[Given task]: Write out each line of the material again, word for word.
++++ Data records
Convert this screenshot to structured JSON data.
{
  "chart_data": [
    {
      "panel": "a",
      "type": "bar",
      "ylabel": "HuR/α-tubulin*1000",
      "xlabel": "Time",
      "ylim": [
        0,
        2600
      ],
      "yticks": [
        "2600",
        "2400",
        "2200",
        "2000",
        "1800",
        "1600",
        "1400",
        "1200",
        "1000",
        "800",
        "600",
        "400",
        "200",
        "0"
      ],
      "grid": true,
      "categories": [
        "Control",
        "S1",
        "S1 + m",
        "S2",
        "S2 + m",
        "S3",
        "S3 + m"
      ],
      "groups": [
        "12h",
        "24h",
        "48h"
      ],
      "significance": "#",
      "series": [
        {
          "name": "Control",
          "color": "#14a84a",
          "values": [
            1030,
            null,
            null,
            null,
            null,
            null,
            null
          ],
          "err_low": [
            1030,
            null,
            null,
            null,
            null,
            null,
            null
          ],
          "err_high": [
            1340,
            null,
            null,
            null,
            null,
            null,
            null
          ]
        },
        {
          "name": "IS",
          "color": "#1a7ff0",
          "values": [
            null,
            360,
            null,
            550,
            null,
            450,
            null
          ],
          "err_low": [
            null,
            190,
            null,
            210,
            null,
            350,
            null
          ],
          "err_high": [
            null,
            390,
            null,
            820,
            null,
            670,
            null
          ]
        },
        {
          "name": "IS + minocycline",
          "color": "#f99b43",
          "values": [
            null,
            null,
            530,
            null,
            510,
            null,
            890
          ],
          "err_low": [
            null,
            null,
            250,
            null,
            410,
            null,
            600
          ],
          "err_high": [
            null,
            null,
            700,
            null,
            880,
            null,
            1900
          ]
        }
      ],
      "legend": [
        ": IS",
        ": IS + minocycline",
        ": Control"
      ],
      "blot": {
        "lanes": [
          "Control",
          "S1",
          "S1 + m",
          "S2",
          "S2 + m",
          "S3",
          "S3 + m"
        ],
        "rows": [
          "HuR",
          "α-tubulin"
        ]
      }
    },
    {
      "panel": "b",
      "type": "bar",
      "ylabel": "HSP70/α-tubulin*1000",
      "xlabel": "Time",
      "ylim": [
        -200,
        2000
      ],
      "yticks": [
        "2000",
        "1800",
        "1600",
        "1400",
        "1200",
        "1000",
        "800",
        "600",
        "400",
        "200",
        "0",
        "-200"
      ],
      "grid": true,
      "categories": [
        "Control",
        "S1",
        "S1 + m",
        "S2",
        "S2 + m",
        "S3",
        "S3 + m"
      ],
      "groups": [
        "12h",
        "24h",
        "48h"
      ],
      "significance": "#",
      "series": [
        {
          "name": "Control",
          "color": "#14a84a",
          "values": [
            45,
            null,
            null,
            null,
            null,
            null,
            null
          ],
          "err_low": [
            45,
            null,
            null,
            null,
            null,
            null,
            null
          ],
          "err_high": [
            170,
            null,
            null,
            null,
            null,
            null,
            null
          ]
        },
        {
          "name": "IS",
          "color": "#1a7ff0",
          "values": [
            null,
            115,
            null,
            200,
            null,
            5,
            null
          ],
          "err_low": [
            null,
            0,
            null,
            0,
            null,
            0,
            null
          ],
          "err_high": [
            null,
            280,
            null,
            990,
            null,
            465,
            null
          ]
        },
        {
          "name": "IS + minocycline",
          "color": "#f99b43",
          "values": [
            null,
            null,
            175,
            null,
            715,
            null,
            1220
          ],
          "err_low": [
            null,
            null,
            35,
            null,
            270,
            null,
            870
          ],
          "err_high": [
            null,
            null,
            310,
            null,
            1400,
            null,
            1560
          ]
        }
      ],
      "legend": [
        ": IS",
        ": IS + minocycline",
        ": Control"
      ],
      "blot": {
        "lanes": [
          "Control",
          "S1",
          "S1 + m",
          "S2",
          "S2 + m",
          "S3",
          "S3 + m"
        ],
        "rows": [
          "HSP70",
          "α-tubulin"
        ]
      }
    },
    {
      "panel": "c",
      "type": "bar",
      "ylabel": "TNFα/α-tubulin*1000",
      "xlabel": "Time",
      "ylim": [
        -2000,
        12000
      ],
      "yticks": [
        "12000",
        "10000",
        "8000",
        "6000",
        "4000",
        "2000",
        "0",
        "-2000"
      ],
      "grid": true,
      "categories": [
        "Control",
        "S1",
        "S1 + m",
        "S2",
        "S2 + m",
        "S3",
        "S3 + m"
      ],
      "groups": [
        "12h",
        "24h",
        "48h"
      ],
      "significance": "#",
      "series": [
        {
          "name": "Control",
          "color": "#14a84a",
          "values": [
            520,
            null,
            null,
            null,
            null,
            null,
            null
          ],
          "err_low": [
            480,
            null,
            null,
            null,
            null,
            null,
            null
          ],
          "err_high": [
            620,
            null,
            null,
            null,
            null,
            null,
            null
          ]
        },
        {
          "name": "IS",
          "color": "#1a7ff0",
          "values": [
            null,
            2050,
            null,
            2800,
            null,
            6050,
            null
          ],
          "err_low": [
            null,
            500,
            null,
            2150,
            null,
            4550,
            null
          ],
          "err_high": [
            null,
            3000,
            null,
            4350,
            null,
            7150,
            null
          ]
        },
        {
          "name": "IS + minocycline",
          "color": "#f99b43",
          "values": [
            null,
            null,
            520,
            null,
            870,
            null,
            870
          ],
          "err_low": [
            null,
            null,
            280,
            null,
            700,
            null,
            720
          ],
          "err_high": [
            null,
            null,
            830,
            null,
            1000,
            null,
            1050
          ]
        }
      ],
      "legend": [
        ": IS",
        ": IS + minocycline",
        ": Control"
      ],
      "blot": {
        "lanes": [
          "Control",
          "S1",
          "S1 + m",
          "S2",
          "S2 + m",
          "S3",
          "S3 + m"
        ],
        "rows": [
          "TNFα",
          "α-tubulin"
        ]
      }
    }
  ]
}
++++++++
[Exercise solution]:
Convert this screenshot to structured JSON data.
{
  "chart_data": [
    {
      "panel": "a",
      "type": "bar",
      "ylabel": "HuR/α-tubulin*1000",
      "xlabel": "Time",
      "ylim": [
        0,
        2600
      ],
      "yticks": [
        "2600",
        "2400",
        "2200",
        "2000",
        "1800",
        "1600",
        "1400",
        "1200",
        "1000",
        "800",
        "600",
        "400",
        "200",
        "0"
      ],
      "grid": true,
      "categories": [
        "Control",
        "S1",
        "S1 + m",
        "S2",
        "S2 + m",
        "S3",
        "S3 + m"
      ],
      "groups": [
        "12h",
        "24h",
        "48h"
      ],
      "significance": "#",
      "series": [
        {
          "name": "Control",
          "color": "#14a84a",
          "values": [
            1030,
            null,
            null,
            null,
            null,
            null,
            null
          ],
          "err_low": [
            1030,
            null,
            null,
            null,
            null,
            null,
            null
          ],
          "err_high": [
            1340,
            null,
            null,
            null,
            null,
            null,
            null
          ]
        },
        {
          "name": "IS",
          "color": "#1a7ff0",
          "values": [
            null,
            360,
            null,
            550,
            null,
            450,
            null
          ],
          "err_low": [
            null,
            190,
            null,
            210,
            null,
            350,
            null
          ],
          "err_high": [
            null,
            390,
            null,
            820,
            null,
            670,
            null
          ]
        },
        {
          "name": "IS + minocycline",
          "color": "#f99b43",
          "values": [
            null,
            null,
            530,
            null,
            510,
            null,
            890
          ],
          "err_low": [
            null,
            null,
            250,
            null,
            410,
            null,
            600
          ],
          "err_high": [
            null,
            null,
            700,
            null,
            880,
            null,
            1900
          ]
        }
      ],
      "legend": [
        ": IS",
        ": IS + minocycline",
        ": Control"
      ],
      "blot": {
        "lanes": [
          "Control",
          "S1",
          "S1 + m",
          "S2",
          "S2 + m",
          "S3",
          "S3 + m"
        ],
        "rows": [
          "HuR",
          "α-tubulin"
        ]
      }
    },
    {
      "panel": "b",
      "type": "bar",
      "ylabel": "HSP70/α-tubulin*1000",
      "xlabel": "Time",
      "ylim": [
        -200,
        2000
      ],
      "yticks": [
        "2000",
        "1800",
        "1600",
        "1400",
        "1200",
        "1000",
        "800",
        "600",
        "400",
        "200",
        "0",
        "-200"
      ],
      "grid": true,
      "categories": [
        "Control",
        "S1",
        "S1 + m",
        "S2",
        "S2 + m",
        "S3",
        "S3 + m"
      ],
      "groups": [
        "12h",
        "24h",
        "48h"
      ],
      "significance": "#",
      "series": [
        {
          "name": "Control",
          "color": "#14a84a",
          "values": [
            45,
            null,
            null,
            null,
            null,
            null,
            null
          ],
          "err_low": [
            45,
            null,
            null,
            null,
            null,
            null,
            null
          ],
          "err_high": [
            170,
            null,
            null,
            null,
            null,
            null,
            null
          ]
        },
        {
          "name": "IS",
          "color": "#1a7ff0",
          "values": [
            null,
            115,
            null,
            200,
            null,
            5,
            null
          ],
          "err_low": [
            null,
            0,
            null,
            0,
            null,
            0,
            null
          ],
          "err_high": [
            null,
            280,
            null,
            990,
            null,
            465,
            null
          ]
        },
        {
          "name": "IS + minocycline",
          "color": "#f99b43",
          "values": [
            null,
            null,
            175,
            null,
            715,
            null,
            1220
          ],
          "err_low": [
            null,
            null,
            35,
            null,
            270,
            null,
            870
          ],
          "err_high": [
            null,
            null,
            310,
            null,
            1400,
            null,
            1560
          ]
        }
      ],
      "legend": [
        ": IS",
        ": IS + minocycline",
        ": Control"
      ],
      "blot": {
        "lanes": [
          "Control",
          "S1",
          "S1 + m",
          "S2",
          "S2 + m",
          "S3",
          "S3 + m"
        ],
        "rows": [
          "HSP70",
          "α-tubulin"
        ]
      }
    },
    {
      "panel": "c",
      "type": "bar",
      "ylabel": "TNFα/α-tubulin*1000",
      "xlabel": "Time",
      "ylim": [
        -2000,
        12000
      ],
      "yticks": [
        "12000",
        "10000",
        "8000",
        "6000",
        "4000",
        "2000",
        "0",
        "-2000"
      ],
      "grid": true,
      "categories": [
        "Control",
        "S1",
        "S1 + m",
        "S2",
        "S2 + m",
        "S3",
        "S3 + m"
      ],
      "groups": [
        "12h",
        "24h",
        "48h"
      ],
      "significance": "#",
      "series": [
        {
          "name": "Control",
          "color": "#14a84a",
          "values": [
            520,
            null,
            null,
            null,
            null,
            null,
            null
          ],
          "err_low": [
            480,
            null,
            null,
            null,
            null,
            null,
            null
          ],
          "err_high": [
            620,
            null,
            null,
            null,
            null,
            null,
            null
          ]
        },
        {
          "name": "IS",
          "color": "#1a7ff0",
          "values": [
            null,
            2050,
            null,
            2800,
            null,
            6050,
            null
          ],
          "err_low": [
            null,
            500,
            null,
            2150,
            null,
            4550,
            null
          ],
          "err_high": [
            null,
            3000,
            null,
            4350,
            null,
            7150,
            null
          ]
        },
        {
          "name": "IS + minocycline",
          "color": "#f99b43",
          "values": [
            null,
            null,
            520,
            null,
            870,
            null,
            870
          ],
          "err_low": [
            null,
            null,
            280,
            null,
            700,
            null,
            720
          ],
          "err_high": [
            null,
            null,
            830,
            null,
            1000,
            null,
            1050
          ]
        }
      ],
      "legend": [
        ": IS",
        ": IS + minocycline",
        ": Control"
      ],
      "blot": {
        "lanes": [
          "Control",
          "S1",
          "S1 + m",
          "S2",
          "S2 + m",
          "S3",
          "S3 + m"
        ],
        "rows": [
          "TNFα",
          "α-tubulin"
        ]
      }
    }
  ]
}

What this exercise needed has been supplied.